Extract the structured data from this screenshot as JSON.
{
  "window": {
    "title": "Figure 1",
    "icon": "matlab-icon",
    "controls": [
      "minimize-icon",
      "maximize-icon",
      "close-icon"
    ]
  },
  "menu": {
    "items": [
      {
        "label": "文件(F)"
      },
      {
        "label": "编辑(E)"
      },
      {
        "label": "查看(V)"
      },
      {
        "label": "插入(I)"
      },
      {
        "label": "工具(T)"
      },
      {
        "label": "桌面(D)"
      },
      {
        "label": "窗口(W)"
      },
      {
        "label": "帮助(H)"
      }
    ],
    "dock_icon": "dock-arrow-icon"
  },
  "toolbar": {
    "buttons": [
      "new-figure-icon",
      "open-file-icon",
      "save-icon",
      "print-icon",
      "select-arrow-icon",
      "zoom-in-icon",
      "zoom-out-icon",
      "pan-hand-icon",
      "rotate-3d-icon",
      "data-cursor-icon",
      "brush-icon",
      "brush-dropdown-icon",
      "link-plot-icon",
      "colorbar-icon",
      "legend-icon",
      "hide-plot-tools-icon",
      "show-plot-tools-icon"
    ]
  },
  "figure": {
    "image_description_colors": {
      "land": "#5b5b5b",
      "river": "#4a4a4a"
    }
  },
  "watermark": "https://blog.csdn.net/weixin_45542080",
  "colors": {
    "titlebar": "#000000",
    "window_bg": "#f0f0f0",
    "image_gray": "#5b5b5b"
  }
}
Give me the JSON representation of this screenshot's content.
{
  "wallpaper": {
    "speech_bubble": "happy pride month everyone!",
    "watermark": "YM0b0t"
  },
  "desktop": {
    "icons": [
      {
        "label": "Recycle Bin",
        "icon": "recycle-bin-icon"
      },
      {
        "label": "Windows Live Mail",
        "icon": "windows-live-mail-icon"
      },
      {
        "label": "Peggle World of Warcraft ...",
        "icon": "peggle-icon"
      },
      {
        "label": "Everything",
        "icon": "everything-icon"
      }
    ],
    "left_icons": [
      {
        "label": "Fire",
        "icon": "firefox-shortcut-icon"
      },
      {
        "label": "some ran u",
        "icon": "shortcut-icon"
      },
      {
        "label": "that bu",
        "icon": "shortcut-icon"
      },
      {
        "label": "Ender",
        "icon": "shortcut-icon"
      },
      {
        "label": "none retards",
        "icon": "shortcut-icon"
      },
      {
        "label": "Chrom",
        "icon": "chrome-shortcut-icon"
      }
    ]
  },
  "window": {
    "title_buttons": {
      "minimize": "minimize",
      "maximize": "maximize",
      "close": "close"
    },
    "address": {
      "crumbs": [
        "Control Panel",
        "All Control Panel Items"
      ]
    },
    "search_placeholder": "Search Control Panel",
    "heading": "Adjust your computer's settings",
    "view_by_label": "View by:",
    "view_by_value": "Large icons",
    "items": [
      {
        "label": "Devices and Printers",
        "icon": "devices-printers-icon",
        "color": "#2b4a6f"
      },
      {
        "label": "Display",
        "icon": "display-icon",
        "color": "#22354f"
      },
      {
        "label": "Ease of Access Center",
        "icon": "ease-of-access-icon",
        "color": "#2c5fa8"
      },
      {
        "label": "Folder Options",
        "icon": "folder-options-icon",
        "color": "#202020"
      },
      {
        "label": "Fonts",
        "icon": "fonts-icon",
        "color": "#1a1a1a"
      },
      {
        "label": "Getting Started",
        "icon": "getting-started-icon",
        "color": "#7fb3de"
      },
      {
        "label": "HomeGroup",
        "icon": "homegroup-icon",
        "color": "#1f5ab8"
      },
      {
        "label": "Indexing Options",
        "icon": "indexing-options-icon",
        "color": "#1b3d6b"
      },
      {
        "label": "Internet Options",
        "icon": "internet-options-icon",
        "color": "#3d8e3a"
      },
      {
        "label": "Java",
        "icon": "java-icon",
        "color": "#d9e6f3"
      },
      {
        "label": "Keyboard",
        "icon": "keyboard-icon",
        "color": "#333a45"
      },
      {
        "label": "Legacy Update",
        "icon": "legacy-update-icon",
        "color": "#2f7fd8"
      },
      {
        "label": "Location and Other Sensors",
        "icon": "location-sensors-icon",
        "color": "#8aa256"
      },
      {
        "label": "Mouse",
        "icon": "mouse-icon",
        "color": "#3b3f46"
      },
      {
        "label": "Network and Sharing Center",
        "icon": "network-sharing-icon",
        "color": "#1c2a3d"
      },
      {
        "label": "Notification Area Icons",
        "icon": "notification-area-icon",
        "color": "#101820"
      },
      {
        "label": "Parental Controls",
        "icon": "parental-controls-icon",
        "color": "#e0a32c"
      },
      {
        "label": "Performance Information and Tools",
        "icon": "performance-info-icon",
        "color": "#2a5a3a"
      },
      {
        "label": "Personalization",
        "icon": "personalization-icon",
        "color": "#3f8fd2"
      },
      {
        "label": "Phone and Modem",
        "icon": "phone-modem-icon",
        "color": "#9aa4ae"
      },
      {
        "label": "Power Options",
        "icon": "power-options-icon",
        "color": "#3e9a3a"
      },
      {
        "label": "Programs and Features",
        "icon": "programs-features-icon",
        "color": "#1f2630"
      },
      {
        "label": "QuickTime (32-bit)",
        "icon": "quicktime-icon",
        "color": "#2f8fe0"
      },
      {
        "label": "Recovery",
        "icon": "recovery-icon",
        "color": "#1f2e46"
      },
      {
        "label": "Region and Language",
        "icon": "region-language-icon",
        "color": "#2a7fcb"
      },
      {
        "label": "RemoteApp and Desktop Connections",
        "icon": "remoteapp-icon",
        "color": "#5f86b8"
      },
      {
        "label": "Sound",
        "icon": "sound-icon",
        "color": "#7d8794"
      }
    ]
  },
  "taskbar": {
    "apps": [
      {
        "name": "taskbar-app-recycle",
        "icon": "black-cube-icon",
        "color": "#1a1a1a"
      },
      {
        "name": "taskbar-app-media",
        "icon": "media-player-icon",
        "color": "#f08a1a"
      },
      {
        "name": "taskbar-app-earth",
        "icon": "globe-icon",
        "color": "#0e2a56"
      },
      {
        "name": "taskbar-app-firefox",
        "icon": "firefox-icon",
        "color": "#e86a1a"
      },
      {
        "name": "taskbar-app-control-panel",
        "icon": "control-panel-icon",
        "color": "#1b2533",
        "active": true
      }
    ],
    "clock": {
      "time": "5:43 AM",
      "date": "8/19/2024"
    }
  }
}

▸ Set problem
From the first line to the last, retype the data exactly.

▸ Output for this task
Extract the structured data from this screenshot as JSON.
{
  "window": {
    "title": "Figure 1",
    "icon": "matlab-icon",
    "controls": [
      "minimize-icon",
      "maximize-icon",
      "close-icon"
    ]
  },
  "menu": {
    "items": [
      {
        "label": "文件(F)"
      },
      {
        "label": "编辑(E)"
      },
      {
        "label": "查看(V)"
      },
      {
        "label": "插入(I)"
      },
      {
        "label": "工具(T)"
      },
      {
        "label": "桌面(D)"
      },
      {
        "label": "窗口(W)"
      },
      {
        "label": "帮助(H)"
      }
    ],
    "dock_icon": "dock-arrow-icon"
  },
  "toolbar": {
    "buttons": [
      "new-figure-icon",
      "open-file-icon",
      "save-icon",
      "print-icon",
      "select-arrow-icon",
      "zoom-in-icon",
      "zoom-out-icon",
      "pan-hand-icon",
      "rotate-3d-icon",
      "data-cursor-icon",
      "brush-icon",
      "brush-dropdown-icon",
      "link-plot-icon",
      "colorbar-icon",
      "legend-icon",
      "hide-plot-tools-icon",
      "show-plot-tools-icon"
    ]
  },
  "figure": {
    "image_description_colors": {
      "land": "#5b5b5b",
      "river": "#4a4a4a"
    }
  },
  "watermark": "https://blog.csdn.net/weixin_45542080",
  "colors": {
    "titlebar": "#000000",
    "window_bg": "#f0f0f0",
    "image_gray": "#5b5b5b"
  }
}
Give me the JSON representation of this screenshot's content.
{
  "wallpaper": {
    "speech_bubble": "happy pride month everyone!",
    "watermark": "YM0b0t"
  },
  "desktop": {
    "icons": [
      {
        "label": "Recycle Bin",
        "icon": "recycle-bin-icon"
      },
      {
        "label": "Windows Live Mail",
        "icon": "windows-live-mail-icon"
      },
      {
        "label": "Peggle World of Warcraft ...",
        "icon": "peggle-icon"
      },
      {
        "label": "Everything",
        "icon": "everything-icon"
      }
    ],
    "left_icons": [
      {
        "label": "Fire",
        "icon": "firefox-shortcut-icon"
      },
      {
        "label": "some ran u",
        "icon": "shortcut-icon"
      },
      {
        "label": "that bu",
        "icon": "shortcut-icon"
      },
      {
        "label": "Ender",
        "icon": "shortcut-icon"
      },
      {
        "label": "none retards",
        "icon": "shortcut-icon"
      },
      {
        "label": "Chrom",
        "icon": "chrome-shortcut-icon"
      }
    ]
  },
  "window": {
    "title_buttons": {
      "minimize": "minimize",
      "maximize": "maximize",
      "close": "close"
    },
    "address": {
      "crumbs": [
        "Control Panel",
        "All Control Panel Items"
      ]
    },
    "search_placeholder": "Search Control Panel",
    "heading": "Adjust your computer's settings",
    "view_by_label": "View by:",
    "view_by_value": "Large icons",
    "items": [
      {
        "label": "Devices and Printers",
        "icon": "devices-printers-icon",
        "color": "#2b4a6f"
      },
      {
        "label": "Display",
        "icon": "display-icon",
        "color": "#22354f"
      },
      {
        "label": "Ease of Access Center",
        "icon": "ease-of-access-icon",
        "color": "#2c5fa8"
      },
      {
        "label": "Folder Options",
        "icon": "folder-options-icon",
        "color": "#202020"
      },
      {
        "label": "Fonts",
        "icon": "fonts-icon",
        "color": "#1a1a1a"
      },
      {
        "label": "Getting Started",
        "icon": "getting-started-icon",
        "color": "#7fb3de"
      },
      {
        "label": "HomeGroup",
        "icon": "homegroup-icon",
        "color": "#1f5ab8"
      },
      {
        "label": "Indexing Options",
        "icon": "indexing-options-icon",
        "color": "#1b3d6b"
      },
      {
        "label": "Internet Options",
        "icon": "internet-options-icon",
        "color": "#3d8e3a"
      },
      {
        "label": "Java",
        "icon": "java-icon",
        "color": "#d9e6f3"
      },
      {
        "label": "Keyboard",
        "icon": "keyboard-icon",
        "color": "#333a45"
      },
      {
        "label": "Legacy Update",
        "icon": "legacy-update-icon",
        "color": "#2f7fd8"
      },
      {
        "label": "Location and Other Sensors",
        "icon": "location-sensors-icon",
        "color": "#8aa256"
      },
      {
        "label": "Mouse",
        "icon": "mouse-icon",
        "color": "#3b3f46"
      },
      {
        "label": "Network and Sharing Center",
        "icon": "network-sharing-icon",
        "color": "#1c2a3d"
      },
      {
        "label": "Notification Area Icons",
        "icon": "notification-area-icon",
        "color": "#101820"
      },
      {
        "label": "Parental Controls",
        "icon": "parental-controls-icon",
        "color": "#e0a32c"
      },
      {
        "label": "Performance Information and Tools",
        "icon": "performance-info-icon",
        "color": "#2a5a3a"
      },
      {
        "label": "Personalization",
        "icon": "personalization-icon",
        "color": "#3f8fd2"
      },
      {
        "label": "Phone and Modem",
        "icon": "phone-modem-icon",
        "color": "#9aa4ae"
      },
      {
        "label": "Power Options",
        "icon": "power-options-icon",
        "color": "#3e9a3a"
      },
      {
        "label": "Programs and Features",
        "icon": "programs-features-icon",
        "color": "#1f2630"
      },
      {
        "label": "QuickTime (32-bit)",
        "icon": "quicktime-icon",
        "color": "#2f8fe0"
      },
      {
        "label": "Recovery",
        "icon": "recovery-icon",
        "color": "#1f2e46"
      },
      {
        "label": "Region and Language",
        "icon": "region-language-icon",
        "color": "#2a7fcb"
      },
      {
        "label": "RemoteApp and Desktop Connections",
        "icon": "remoteapp-icon",
        "color": "#5f86b8"
      },
      {
        "label": "Sound",
        "icon": "sound-icon",
        "color": "#7d8794"
      }
    ]
  },
  "taskbar": {
    "apps": [
      {
        "name": "taskbar-app-recycle",
        "icon": "black-cube-icon",
        "color": "#1a1a1a"
      },
      {
        "name": "taskbar-app-media",
        "icon": "media-player-icon",
        "color": "#f08a1a"
      },
      {
        "name": "taskbar-app-earth",
        "icon": "globe-icon",
        "color": "#0e2a56"
      },
      {
        "name": "taskbar-app-firefox",
        "icon": "firefox-icon",
        "color": "#e86a1a"
      },
      {
        "name": "taskbar-app-control-panel",
        "icon": "control-panel-icon",
        "color": "#1b2533",
        "active": true
      }
    ],
    "clock": {
      "time": "5:43 AM",
      "date": "8/19/2024"
    }
  }
}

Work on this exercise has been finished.